本文
+---+

問題は、各キャラクターに設けられたエンディングに、恐らく一番提示したかったであろう本当のエンディングが勝っていない、という点である。本当のエンディングと銘打っていても、その結論は各キャラクターのエピソード中で幾度も反復されたものであり、別に驚くことも感化されることもない。それでも過程がしっかりと描かれている、或いはゲームとして楽しめるレベルならば納得できるのだが、描写は冗長だし、何よりその間で描かれる主人公の結論が、キャラクター毎のシナリオで綴られる懊悩や諦念、決意などと較べてあまり差違がなく、なまじ大風呂敷を広げているだけに一層色褪せて見えるのである。終盤はそれ以前のシナリオをも呑み込んだ幻想絵巻的な展開になるのだが、他のシナリオとの絡ませ方が恣意的で違和感ばかり際立っているし、先述の通りその結論が迫力に欠けるためラストシーンの感動も散漫なものとなっている。そこに加えて、本当のエンディングに至るまでのシナリオが全編通して最も冗長で、ましてそこまでのシナリオをちゃんと考えながら読んできた人間にはあとで示される結末が簡単に予想できるだけに、ひたすら退屈なのである。退屈な上に結末が近づくほど選択肢が少なく「流されている」感が強まり、ラストシーンに到達する頃にははっきりと醒めていた。
また、こういったノベル形式のゲーム作品では『文章力』が強く問われるのは論を待たない筈なのだが、無思慮な台詞繋ぎや陳腐な決まり文句、あまりに持って回った叙述が多く、或いはこちらが普段から小説を読むことに慣れている所為も却ってあるのかも知れないが、屡々集中を妨げられてプレイ中に不快を催すことがままあった。そうした表現面の不手際が反映されたのか、日常のイベントも時として冗漫になりがちだった。そして何より、殆どのキャラクターはそのエピソード展開が予測できてしまうという辺りが、シナリオ重視のソフトとしては致命的かも知れない――尤も、展開を予測してしまうのは一応の作り手志願としての習い性のようなものだし、余計な思索を交えず虚心に物語に没頭できる方なら(ただ、だからこそ文章力が問題だと言ったのだが……)まあ、そこそこには楽しめるだろう。

+---+

課題
本文について、次の問いに答えよ。
(a) 本当のエンディングの結論は、どこで幾度も反復されたものだとされているか。
(b) 結末が近づくほど少なくなると書かれているものは何か。
(c) ノベル形式のゲーム作品で強く問われるのは何だとされているか。
項目はここでは使わない。

データセット抜粋:
+---+

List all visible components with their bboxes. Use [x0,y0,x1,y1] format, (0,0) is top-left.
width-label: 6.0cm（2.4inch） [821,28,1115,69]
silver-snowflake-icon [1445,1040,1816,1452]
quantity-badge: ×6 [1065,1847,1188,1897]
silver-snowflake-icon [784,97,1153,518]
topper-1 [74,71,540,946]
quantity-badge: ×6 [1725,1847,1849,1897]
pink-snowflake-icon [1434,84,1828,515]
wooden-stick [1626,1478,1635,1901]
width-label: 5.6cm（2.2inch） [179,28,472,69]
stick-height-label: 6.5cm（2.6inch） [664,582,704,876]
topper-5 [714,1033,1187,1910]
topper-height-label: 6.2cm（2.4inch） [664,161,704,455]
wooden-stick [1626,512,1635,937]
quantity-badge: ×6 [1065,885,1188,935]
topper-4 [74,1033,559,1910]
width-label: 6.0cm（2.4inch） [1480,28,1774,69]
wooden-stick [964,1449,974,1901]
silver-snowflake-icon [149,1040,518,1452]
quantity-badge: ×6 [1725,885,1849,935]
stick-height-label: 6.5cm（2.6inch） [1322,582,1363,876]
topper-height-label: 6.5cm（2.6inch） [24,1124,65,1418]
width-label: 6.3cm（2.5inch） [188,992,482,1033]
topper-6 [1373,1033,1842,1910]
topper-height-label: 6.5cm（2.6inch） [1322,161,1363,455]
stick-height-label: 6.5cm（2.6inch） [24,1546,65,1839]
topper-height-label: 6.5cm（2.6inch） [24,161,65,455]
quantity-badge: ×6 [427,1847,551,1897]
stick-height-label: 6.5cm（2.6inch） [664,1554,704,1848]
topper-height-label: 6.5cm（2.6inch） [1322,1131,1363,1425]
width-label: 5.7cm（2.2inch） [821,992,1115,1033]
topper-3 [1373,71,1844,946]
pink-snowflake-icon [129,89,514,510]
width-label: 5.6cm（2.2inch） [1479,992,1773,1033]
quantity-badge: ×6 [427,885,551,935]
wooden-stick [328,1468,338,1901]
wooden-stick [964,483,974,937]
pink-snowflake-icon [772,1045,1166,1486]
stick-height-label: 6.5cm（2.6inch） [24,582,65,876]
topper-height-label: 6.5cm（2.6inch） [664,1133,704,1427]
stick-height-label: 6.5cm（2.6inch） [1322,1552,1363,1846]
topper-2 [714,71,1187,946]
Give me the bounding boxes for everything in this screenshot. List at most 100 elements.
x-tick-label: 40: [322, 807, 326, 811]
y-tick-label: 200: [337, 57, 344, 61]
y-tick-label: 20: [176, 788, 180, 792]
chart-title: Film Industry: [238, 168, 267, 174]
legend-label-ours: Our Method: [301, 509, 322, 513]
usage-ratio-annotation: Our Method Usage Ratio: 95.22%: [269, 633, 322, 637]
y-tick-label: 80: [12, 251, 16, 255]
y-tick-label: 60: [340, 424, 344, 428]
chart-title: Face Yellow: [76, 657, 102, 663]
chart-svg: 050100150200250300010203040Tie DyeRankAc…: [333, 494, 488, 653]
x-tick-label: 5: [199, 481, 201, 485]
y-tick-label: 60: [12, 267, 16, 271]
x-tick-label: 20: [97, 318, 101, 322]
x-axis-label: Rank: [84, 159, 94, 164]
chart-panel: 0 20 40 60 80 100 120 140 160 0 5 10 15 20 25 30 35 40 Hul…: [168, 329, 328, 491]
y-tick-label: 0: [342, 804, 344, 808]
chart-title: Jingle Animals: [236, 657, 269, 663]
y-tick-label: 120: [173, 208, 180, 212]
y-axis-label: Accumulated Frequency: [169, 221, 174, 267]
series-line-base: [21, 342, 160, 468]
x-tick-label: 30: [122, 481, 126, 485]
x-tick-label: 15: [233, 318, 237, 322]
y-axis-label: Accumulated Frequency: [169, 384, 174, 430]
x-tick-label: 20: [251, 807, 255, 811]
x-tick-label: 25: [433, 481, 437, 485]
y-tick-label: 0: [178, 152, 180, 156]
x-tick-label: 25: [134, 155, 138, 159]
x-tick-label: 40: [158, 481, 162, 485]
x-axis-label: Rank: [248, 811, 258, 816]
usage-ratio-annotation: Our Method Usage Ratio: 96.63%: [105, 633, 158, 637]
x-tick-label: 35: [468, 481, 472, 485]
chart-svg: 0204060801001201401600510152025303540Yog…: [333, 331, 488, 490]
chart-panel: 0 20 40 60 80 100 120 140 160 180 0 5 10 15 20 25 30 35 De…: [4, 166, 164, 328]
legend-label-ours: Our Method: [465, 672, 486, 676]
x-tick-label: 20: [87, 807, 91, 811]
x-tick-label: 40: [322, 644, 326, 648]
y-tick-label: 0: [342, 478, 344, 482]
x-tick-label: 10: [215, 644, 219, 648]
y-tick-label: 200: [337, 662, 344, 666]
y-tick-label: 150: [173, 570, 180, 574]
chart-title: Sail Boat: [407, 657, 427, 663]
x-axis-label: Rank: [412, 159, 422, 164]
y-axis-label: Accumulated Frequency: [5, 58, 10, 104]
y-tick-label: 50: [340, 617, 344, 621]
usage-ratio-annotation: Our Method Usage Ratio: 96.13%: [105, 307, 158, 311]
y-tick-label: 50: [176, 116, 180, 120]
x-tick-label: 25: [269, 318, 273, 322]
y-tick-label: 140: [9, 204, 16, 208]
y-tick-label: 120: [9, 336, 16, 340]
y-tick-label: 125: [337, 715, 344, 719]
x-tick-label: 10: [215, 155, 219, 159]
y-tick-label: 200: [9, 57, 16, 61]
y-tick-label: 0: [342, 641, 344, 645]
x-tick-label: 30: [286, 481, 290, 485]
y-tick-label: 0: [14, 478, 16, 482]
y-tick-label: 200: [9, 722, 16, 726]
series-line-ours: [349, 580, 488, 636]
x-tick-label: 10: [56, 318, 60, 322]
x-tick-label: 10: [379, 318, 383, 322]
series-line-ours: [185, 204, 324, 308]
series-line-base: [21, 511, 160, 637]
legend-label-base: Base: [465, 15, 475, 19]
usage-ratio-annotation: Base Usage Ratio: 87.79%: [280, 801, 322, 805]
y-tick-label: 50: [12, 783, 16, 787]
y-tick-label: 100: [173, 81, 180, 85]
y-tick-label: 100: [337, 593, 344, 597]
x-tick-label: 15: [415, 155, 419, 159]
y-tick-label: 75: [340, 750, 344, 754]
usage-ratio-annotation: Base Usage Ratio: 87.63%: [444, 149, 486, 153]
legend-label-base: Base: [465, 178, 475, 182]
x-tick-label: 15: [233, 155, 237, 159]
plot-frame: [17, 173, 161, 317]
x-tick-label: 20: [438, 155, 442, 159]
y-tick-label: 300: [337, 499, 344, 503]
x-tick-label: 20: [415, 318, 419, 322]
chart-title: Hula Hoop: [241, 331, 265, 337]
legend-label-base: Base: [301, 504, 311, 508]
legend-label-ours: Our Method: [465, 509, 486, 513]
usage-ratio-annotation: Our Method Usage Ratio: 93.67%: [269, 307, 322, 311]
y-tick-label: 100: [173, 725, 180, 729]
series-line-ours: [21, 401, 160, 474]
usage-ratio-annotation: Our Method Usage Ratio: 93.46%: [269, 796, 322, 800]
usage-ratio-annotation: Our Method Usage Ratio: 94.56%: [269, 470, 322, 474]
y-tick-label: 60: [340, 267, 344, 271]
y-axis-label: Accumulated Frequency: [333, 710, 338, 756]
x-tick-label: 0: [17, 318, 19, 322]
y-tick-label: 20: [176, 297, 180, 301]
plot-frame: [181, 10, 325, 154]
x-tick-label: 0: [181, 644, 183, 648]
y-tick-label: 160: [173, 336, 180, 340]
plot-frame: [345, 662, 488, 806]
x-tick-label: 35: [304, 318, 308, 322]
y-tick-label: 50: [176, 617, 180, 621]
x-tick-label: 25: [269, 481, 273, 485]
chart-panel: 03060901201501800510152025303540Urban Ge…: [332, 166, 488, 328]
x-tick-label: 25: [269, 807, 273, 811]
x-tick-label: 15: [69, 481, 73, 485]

+---+

解答
(a) 各キャラクターのエピソード中
(b) 選択肢
(c) 『文章力』